- [Rows from a dataset]
───
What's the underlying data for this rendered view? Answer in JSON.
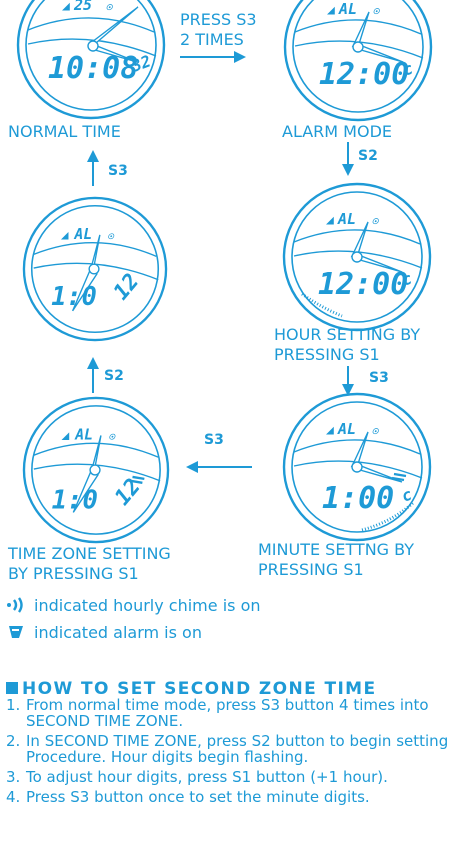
{
  "watches": {
    "normal": {
      "digits_top": "25",
      "time": "10:08",
      "sec": "32",
      "caption": "NORMAL TIME"
    },
    "alarm": {
      "digits_top": "AL",
      "time": "12:00",
      "sec": "c",
      "caption": "ALARM MODE"
    },
    "hour": {
      "digits_top": "AL",
      "time": "12:00",
      "sec": "c",
      "caption_line1": "HOUR SETTING BY",
      "caption_line2": "PRESSING S1"
    },
    "zone": {
      "digits_top": "AL",
      "time": "1:0",
      "sec": "12",
      "caption_line1": "TIME ZONE SETTING",
      "caption_line2": "BY PRESSING S1"
    },
    "settime": {
      "digits_top": "AL",
      "time": "1:0",
      "sec": "12",
      "caption": ""
    },
    "minute": {
      "digits_top": "AL",
      "time": "1:00",
      "sec": "c",
      "caption_line1": "MINUTE SETTNG BY",
      "caption_line2": "PRESSING S1"
    }
  },
  "arrows": {
    "press_s3_line1": "PRESS S3",
    "press_s3_line2": "2 TIMES",
    "s2_a": "S2",
    "s3_b": "S3",
    "s3_c": "S3",
    "s2_d": "S2",
    "s3_e": "S3"
  },
  "legend": {
    "chime": "indicated hourly chime is on",
    "alarm": "indicated alarm is on"
  },
  "section": {
    "title": "HOW TO SET SECOND ZONE TIME",
    "steps": [
      {
        "num": "1.",
        "text": "From normal time mode, press S3 button 4 times into SECOND TIME ZONE."
      },
      {
        "num": "2.",
        "text": "In SECOND TIME ZONE, press S2 button to begin setting Procedure.  Hour digits begin flashing."
      },
      {
        "num": "3.",
        "text": "To adjust hour digits, press S1 button (+1 hour)."
      },
      {
        "num": "4.",
        "text": "Press S3 button once to set the minute digits."
      }
    ]
  },
  "colors": {
    "ink": "#1e9ad6"
  }
}
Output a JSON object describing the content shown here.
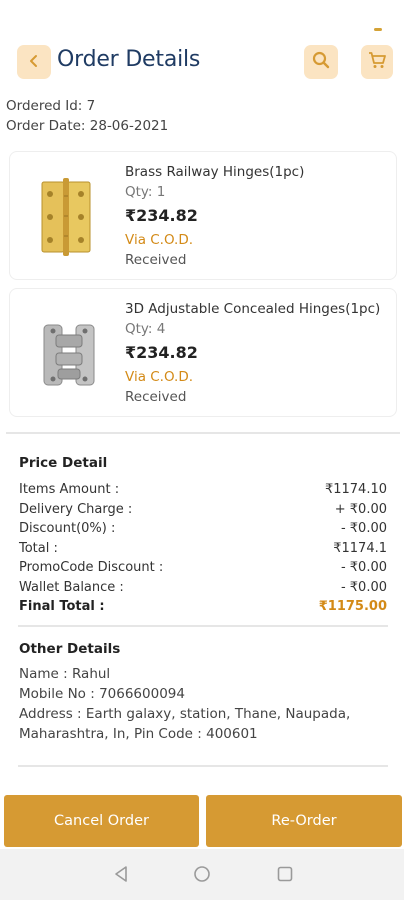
{
  "header": {
    "title": "Order Details",
    "icons": {
      "back": "chevron-left-icon",
      "search": "search-icon",
      "cart": "cart-icon"
    },
    "accent": "#d69a33",
    "icon_bg": "#fbe4c2",
    "title_color": "#1f3b63"
  },
  "order": {
    "id_line": "Ordered Id:  7",
    "date_line": "Order Date:  28-06-2021"
  },
  "items": [
    {
      "name": "Brass Railway Hinges(1pc)",
      "qty": "Qty: 1",
      "price": "₹234.82",
      "payment": "Via C.O.D.",
      "status": "Received"
    },
    {
      "name": "3D Adjustable Concealed Hinges(1pc)",
      "qty": "Qty: 4",
      "price": "₹234.82",
      "payment": "Via C.O.D.",
      "status": "Received"
    }
  ],
  "price_detail": {
    "title": "Price Detail",
    "rows": [
      {
        "label": "Items Amount :",
        "value": "₹1174.10"
      },
      {
        "label": "Delivery Charge :",
        "value": "+ ₹0.00"
      },
      {
        "label": "Discount(0%) :",
        "value": "- ₹0.00"
      },
      {
        "label": "Total :",
        "value": "₹1174.1"
      },
      {
        "label": "PromoCode Discount :",
        "value": "- ₹0.00"
      },
      {
        "label": "Wallet Balance :",
        "value": "- ₹0.00"
      }
    ],
    "final": {
      "label": "Final Total :",
      "value": "₹1175.00"
    }
  },
  "other_details": {
    "title": "Other Details",
    "name": "Name : Rahul",
    "mobile": "Mobile No : 7066600094",
    "address_line1": "Address : Earth galaxy, station, Thane, Naupada,",
    "address_line2": "Maharashtra, In, Pin Code : 400601"
  },
  "actions": {
    "cancel": "Cancel Order",
    "reorder": "Re-Order"
  },
  "nav": {
    "back": "nav-back-icon",
    "home": "nav-home-icon",
    "recents": "nav-recents-icon"
  }
}
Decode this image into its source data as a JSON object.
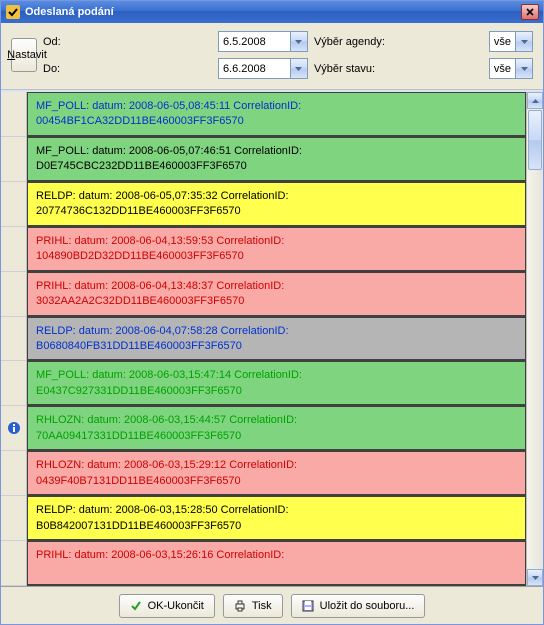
{
  "window": {
    "title": "Odeslaná podání"
  },
  "filters": {
    "od_label": "Od:",
    "do_label": "Do:",
    "od_value": "6.5.2008",
    "do_value": "6.6.2008",
    "agenda_label": "Výběr agendy:",
    "stav_label": "Výběr stavu:",
    "agenda_value": "vše",
    "stav_value": "vše",
    "nastavit_label": "Nastavit"
  },
  "rows": [
    {
      "bg": "bg-green",
      "tc": "blue",
      "l1": "MF_POLL: datum: 2008-06-05,08:45:11 CorrelationID:",
      "l2": "00454BF1CA32DD11BE460003FF3F6570",
      "info": false
    },
    {
      "bg": "bg-green",
      "tc": "black",
      "l1": "MF_POLL: datum: 2008-06-05,07:46:51 CorrelationID:",
      "l2": "D0E745CBC232DD11BE460003FF3F6570",
      "info": false
    },
    {
      "bg": "bg-yellow",
      "tc": "black",
      "l1": "RELDP: datum: 2008-06-05,07:35:32 CorrelationID:",
      "l2": "20774736C132DD11BE460003FF3F6570",
      "info": false
    },
    {
      "bg": "bg-pink",
      "tc": "red",
      "l1": "PRIHL: datum: 2008-06-04,13:59:53 CorrelationID:",
      "l2": "104890BD2D32DD11BE460003FF3F6570",
      "info": false
    },
    {
      "bg": "bg-pink",
      "tc": "red",
      "l1": "PRIHL: datum: 2008-06-04,13:48:37 CorrelationID:",
      "l2": "3032AA2A2C32DD11BE460003FF3F6570",
      "info": false
    },
    {
      "bg": "bg-gray",
      "tc": "blue",
      "l1": "RELDP: datum: 2008-06-04,07:58:28 CorrelationID:",
      "l2": "B0680840FB31DD11BE460003FF3F6570",
      "info": false
    },
    {
      "bg": "bg-green",
      "tc": "green",
      "l1": "MF_POLL: datum: 2008-06-03,15:47:14 CorrelationID:",
      "l2": "E0437C927331DD11BE460003FF3F6570",
      "info": false
    },
    {
      "bg": "bg-green",
      "tc": "green",
      "l1": "RHLOZN: datum: 2008-06-03,15:44:57 CorrelationID:",
      "l2": "70AA09417331DD11BE460003FF3F6570",
      "info": true
    },
    {
      "bg": "bg-pink",
      "tc": "red",
      "l1": "RHLOZN: datum: 2008-06-03,15:29:12 CorrelationID:",
      "l2": "0439F40B7131DD11BE460003FF3F6570",
      "info": false
    },
    {
      "bg": "bg-yellow",
      "tc": "black",
      "l1": "RELDP: datum: 2008-06-03,15:28:50 CorrelationID:",
      "l2": "B0B842007131DD11BE460003FF3F6570",
      "info": false
    },
    {
      "bg": "bg-pink",
      "tc": "red",
      "l1": "PRIHL: datum: 2008-06-03,15:26:16 CorrelationID:",
      "l2": "",
      "info": false
    }
  ],
  "footer": {
    "ok_label": "OK-Ukončit",
    "tisk_label": "Tisk",
    "ulozit_label": "Uložit do souboru..."
  }
}
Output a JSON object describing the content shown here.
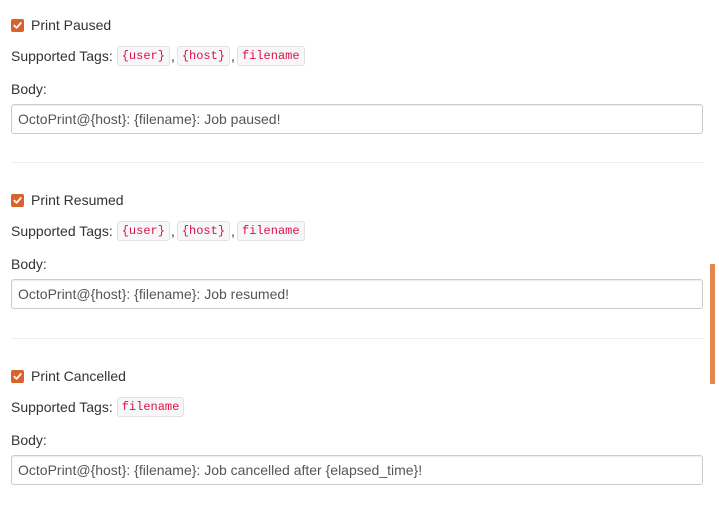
───
- [SHORT PROBLEM] Find the string "Hinges" in the listing and return every line that holds it.

- [EXERCISE ANSWER]
      "name": "Brass Railway Hinges(1pc)",
      "name": "3D Adjustable Concealed Hinges(1pc)",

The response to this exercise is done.